(Saved entries)
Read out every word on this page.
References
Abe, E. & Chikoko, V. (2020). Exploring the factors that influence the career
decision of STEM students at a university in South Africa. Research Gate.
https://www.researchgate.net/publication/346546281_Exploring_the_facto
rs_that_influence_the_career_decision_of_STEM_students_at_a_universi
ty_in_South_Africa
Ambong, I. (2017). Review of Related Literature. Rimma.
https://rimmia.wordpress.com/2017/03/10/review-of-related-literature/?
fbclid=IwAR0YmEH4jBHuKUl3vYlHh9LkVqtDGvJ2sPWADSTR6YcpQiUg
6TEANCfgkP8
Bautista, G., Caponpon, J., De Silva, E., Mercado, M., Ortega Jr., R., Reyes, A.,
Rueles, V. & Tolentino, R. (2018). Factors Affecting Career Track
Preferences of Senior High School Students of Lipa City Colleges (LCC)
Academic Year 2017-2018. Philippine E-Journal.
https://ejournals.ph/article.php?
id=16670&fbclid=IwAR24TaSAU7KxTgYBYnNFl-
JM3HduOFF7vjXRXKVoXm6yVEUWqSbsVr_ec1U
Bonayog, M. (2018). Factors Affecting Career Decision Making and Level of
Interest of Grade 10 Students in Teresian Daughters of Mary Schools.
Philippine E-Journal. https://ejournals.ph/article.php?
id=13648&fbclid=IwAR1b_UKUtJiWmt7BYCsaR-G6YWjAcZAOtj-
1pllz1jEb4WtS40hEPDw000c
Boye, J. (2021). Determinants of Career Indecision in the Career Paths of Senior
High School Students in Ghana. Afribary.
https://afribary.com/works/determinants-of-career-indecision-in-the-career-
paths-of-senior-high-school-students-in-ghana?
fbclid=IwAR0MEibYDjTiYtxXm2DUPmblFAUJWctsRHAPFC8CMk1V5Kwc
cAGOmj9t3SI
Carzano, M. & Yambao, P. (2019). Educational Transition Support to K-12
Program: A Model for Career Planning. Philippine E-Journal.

### Work required
Each line above is to be repeated exactly.

### Task answer
Read out every word on this page.
References
Abe, E. & Chikoko, V. (2020). Exploring the factors that influence the career
decision of STEM students at a university in South Africa. Research Gate.
https://www.researchgate.net/publication/346546281_Exploring_the_facto
rs_that_influence_the_career_decision_of_STEM_students_at_a_universi
ty_in_South_Africa
Ambong, I. (2017). Review of Related Literature. Rimma.
https://rimmia.wordpress.com/2017/03/10/review-of-related-literature/?
fbclid=IwAR0YmEH4jBHuKUl3vYlHh9LkVqtDGvJ2sPWADSTR6YcpQiUg
6TEANCfgkP8
Bautista, G., Caponpon, J., De Silva, E., Mercado, M., Ortega Jr., R., Reyes, A.,
Rueles, V. & Tolentino, R. (2018). Factors Affecting Career Track
Preferences of Senior High School Students of Lipa City Colleges (LCC)
Academic Year 2017-2018. Philippine E-Journal.
https://ejournals.ph/article.php?
id=16670&fbclid=IwAR24TaSAU7KxTgYBYnNFl-
JM3HduOFF7vjXRXKVoXm6yVEUWqSbsVr_ec1U
Bonayog, M. (2018). Factors Affecting Career Decision Making and Level of
Interest of Grade 10 Students in Teresian Daughters of Mary Schools.
Philippine E-Journal. https://ejournals.ph/article.php?
id=13648&fbclid=IwAR1b_UKUtJiWmt7BYCsaR-G6YWjAcZAOtj-
1pllz1jEb4WtS40hEPDw000c
Boye, J. (2021). Determinants of Career Indecision in the Career Paths of Senior
High School Students in Ghana. Afribary.
https://afribary.com/works/determinants-of-career-indecision-in-the-career-
paths-of-senior-high-school-students-in-ghana?
fbclid=IwAR0MEibYDjTiYtxXm2DUPmblFAUJWctsRHAPFC8CMk1V5Kwc
cAGOmj9t3SI
Carzano, M. & Yambao, P. (2019). Educational Transition Support to K-12
Program: A Model for Career Planning. Philippine E-Journal.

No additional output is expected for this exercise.